▶ [WHAT YOU SHOULD DO]: Check every line of the material below for the string "JSON", and return the ones that have it.

## Start EXERCISE MATERIALS

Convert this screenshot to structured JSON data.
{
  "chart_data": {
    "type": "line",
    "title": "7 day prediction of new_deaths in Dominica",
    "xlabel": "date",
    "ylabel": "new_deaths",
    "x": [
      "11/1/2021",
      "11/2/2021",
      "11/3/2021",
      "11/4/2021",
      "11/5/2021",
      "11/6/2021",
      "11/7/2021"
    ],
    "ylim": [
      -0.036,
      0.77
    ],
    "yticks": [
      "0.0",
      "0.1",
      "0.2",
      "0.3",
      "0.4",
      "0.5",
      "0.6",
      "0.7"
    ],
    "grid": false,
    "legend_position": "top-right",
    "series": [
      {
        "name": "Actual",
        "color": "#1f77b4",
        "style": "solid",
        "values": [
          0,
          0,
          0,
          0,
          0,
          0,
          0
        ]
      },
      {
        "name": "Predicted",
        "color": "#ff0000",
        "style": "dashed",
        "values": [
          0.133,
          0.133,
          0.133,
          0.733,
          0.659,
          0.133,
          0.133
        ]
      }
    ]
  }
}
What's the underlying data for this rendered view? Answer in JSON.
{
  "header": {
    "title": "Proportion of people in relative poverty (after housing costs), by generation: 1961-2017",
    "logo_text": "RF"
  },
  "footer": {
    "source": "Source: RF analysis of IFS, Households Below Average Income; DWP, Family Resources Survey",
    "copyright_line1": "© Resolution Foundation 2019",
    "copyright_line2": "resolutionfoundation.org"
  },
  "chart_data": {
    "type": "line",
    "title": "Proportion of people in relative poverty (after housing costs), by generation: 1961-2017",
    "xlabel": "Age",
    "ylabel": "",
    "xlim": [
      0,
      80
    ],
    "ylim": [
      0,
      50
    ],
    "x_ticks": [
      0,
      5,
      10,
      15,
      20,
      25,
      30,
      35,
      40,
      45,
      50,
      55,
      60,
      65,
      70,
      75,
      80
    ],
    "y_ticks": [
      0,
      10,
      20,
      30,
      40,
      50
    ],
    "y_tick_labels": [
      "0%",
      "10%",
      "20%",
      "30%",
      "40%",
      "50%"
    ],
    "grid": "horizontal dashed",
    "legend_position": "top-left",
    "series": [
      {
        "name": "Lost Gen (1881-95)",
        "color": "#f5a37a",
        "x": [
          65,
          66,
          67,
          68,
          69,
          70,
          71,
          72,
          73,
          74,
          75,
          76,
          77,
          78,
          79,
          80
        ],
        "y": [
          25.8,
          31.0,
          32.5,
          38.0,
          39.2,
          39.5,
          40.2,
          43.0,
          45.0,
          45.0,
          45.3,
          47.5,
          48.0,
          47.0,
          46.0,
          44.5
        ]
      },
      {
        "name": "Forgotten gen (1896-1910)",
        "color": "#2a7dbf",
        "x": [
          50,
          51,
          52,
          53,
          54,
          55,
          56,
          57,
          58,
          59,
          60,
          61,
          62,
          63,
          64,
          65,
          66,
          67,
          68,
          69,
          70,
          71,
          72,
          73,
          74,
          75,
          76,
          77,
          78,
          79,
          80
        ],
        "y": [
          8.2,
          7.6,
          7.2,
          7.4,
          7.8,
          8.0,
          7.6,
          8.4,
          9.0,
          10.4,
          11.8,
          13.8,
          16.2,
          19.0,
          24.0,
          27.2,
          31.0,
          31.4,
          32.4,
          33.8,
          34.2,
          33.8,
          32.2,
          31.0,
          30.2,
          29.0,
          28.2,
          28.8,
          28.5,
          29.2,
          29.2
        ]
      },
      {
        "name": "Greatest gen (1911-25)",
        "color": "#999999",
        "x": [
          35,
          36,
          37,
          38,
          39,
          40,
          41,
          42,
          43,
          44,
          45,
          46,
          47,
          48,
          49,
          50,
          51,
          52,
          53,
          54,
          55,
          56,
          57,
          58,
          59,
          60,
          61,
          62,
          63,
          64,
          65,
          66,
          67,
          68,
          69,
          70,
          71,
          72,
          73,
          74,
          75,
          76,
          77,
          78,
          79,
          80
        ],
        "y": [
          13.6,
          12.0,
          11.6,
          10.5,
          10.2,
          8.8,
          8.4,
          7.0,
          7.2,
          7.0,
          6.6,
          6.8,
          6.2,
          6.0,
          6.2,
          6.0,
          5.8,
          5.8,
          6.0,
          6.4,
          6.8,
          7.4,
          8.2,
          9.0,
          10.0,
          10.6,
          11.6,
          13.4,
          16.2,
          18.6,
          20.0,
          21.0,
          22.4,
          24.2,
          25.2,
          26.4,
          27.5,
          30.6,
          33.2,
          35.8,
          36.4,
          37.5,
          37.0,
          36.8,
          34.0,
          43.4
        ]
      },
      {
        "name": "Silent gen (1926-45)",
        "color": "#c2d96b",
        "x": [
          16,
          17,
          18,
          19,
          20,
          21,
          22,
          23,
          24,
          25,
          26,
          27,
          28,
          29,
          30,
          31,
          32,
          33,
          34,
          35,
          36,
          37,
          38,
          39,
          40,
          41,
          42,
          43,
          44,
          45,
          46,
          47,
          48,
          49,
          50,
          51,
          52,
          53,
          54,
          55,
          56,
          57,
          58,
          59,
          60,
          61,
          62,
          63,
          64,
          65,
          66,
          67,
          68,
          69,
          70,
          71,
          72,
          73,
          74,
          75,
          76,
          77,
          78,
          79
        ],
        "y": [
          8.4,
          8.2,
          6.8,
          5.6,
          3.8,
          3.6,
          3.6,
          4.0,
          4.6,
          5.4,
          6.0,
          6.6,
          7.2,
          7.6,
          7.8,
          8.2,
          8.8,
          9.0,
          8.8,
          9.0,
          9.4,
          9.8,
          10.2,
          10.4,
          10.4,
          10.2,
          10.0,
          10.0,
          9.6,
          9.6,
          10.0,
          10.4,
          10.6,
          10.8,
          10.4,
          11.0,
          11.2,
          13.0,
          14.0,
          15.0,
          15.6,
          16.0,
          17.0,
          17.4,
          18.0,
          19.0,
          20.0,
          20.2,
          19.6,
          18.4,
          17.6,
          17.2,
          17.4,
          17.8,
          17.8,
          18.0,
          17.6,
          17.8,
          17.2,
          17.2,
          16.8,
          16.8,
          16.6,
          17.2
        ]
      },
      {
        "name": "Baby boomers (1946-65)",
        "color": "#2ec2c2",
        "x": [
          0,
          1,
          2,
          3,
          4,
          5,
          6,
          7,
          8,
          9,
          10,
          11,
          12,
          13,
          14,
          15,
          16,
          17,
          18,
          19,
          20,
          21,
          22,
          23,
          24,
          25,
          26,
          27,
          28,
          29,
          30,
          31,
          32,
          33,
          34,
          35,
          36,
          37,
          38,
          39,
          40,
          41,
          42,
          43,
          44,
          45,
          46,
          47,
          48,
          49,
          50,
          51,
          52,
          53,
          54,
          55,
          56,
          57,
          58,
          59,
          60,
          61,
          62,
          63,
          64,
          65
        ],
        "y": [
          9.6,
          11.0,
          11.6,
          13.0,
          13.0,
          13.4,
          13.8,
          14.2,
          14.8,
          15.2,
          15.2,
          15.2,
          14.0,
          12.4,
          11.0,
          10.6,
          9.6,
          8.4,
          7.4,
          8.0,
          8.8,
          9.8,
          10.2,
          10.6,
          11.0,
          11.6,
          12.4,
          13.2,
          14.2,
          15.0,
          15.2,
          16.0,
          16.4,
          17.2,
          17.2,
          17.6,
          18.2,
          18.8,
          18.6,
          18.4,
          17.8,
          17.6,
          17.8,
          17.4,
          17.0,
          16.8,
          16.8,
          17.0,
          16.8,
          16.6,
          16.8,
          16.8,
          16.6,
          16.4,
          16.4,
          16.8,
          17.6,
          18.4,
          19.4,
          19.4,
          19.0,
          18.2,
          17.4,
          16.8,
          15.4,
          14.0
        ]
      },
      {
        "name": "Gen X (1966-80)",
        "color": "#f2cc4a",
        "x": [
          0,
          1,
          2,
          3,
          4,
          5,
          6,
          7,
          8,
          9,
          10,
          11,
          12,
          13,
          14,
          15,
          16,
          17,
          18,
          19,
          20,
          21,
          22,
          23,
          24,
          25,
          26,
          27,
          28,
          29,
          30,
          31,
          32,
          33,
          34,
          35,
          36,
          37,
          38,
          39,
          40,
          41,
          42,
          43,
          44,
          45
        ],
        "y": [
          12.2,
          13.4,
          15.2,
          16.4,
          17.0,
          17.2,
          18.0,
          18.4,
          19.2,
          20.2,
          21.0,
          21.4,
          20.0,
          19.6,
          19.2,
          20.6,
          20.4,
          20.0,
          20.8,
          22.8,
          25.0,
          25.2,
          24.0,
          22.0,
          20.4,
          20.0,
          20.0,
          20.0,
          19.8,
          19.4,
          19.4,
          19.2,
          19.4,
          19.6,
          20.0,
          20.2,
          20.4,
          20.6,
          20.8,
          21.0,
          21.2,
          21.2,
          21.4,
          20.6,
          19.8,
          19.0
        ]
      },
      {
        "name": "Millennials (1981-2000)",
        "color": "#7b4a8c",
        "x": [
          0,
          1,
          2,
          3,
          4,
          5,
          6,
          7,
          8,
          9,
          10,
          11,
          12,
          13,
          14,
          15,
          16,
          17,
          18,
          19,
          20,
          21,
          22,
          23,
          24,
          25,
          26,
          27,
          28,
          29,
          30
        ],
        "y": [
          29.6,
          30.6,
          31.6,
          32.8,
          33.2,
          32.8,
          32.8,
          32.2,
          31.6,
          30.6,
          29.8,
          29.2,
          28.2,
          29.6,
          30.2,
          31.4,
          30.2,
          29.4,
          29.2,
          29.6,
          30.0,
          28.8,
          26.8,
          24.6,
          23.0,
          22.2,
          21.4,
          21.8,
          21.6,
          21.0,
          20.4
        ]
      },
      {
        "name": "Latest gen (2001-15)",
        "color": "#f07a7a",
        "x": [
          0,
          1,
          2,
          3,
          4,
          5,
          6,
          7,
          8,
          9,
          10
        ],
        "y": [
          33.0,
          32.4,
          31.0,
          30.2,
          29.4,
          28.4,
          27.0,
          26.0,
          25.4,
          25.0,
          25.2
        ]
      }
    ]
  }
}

## End EXERCISE MATERIALS

▶ [FINAL RESULT]:
Convert this screenshot to structured JSON data.
What's the underlying data for this rendered view? Answer in JSON.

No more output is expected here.